─── RECORDS SHOWN ───
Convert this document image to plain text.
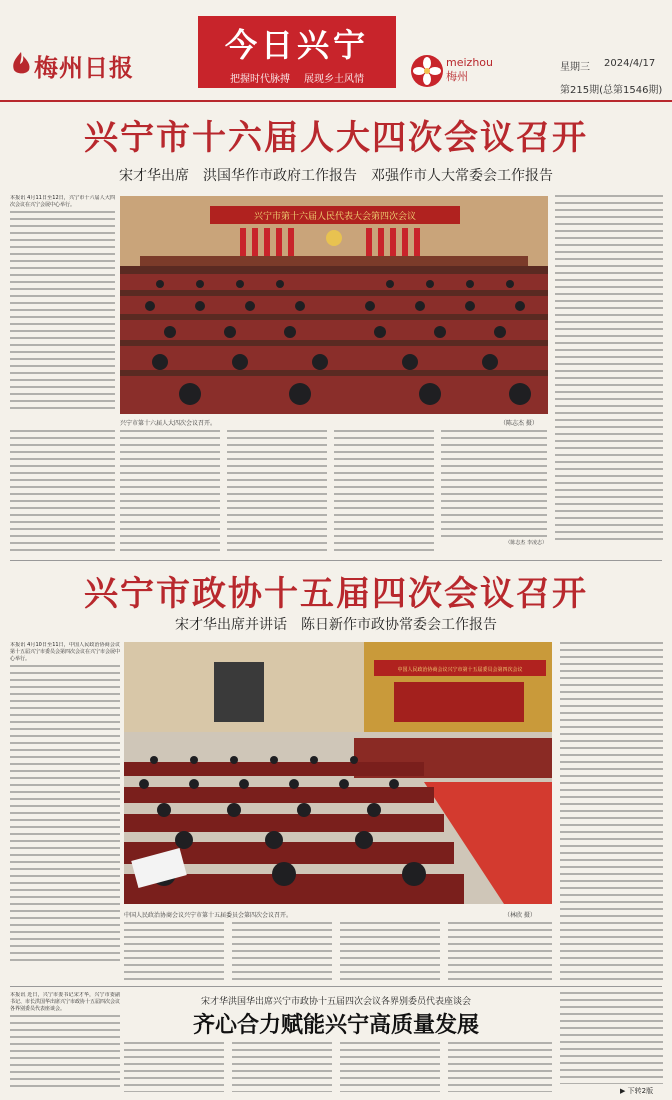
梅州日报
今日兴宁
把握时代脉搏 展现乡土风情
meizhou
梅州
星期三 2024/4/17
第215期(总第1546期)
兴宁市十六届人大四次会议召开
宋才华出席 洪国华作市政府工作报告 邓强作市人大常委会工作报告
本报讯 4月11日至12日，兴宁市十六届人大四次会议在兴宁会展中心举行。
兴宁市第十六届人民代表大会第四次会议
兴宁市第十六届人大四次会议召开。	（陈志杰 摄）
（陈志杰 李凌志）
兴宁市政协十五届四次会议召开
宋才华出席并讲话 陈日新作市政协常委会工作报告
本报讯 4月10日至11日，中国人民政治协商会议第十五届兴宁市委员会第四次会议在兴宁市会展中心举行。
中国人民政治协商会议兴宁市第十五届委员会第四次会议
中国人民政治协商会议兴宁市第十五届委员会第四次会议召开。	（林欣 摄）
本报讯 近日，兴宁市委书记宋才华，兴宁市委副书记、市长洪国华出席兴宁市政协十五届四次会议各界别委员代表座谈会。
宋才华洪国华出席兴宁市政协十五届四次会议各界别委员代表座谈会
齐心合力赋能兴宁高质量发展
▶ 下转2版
───
INSTRUCTIONS FOR THE TASK >>
Write out every line above exactly as it is, leaving out the pictures.

EXERCISE ANSWER >>
Convert this document image to plain text.
梅州日报
今日兴宁
把握时代脉搏 展现乡土风情
meizhou
梅州
星期三 2024/4/17
第215期(总第1546期)
兴宁市十六届人大四次会议召开
宋才华出席 洪国华作市政府工作报告 邓强作市人大常委会工作报告
本报讯 4月11日至12日，兴宁市十六届人大四次会议在兴宁会展中心举行。
兴宁市第十六届人民代表大会第四次会议
兴宁市第十六届人大四次会议召开。	（陈志杰 摄）
（陈志杰 李凌志）
兴宁市政协十五届四次会议召开
宋才华出席并讲话 陈日新作市政协常委会工作报告
本报讯 4月10日至11日，中国人民政治协商会议第十五届兴宁市委员会第四次会议在兴宁市会展中心举行。
中国人民政治协商会议兴宁市第十五届委员会第四次会议
中国人民政治协商会议兴宁市第十五届委员会第四次会议召开。	（林欣 摄）
本报讯 近日，兴宁市委书记宋才华，兴宁市委副书记、市长洪国华出席兴宁市政协十五届四次会议各界别委员代表座谈会。
宋才华洪国华出席兴宁市政协十五届四次会议各界别委员代表座谈会
齐心合力赋能兴宁高质量发展
▶ 下转2版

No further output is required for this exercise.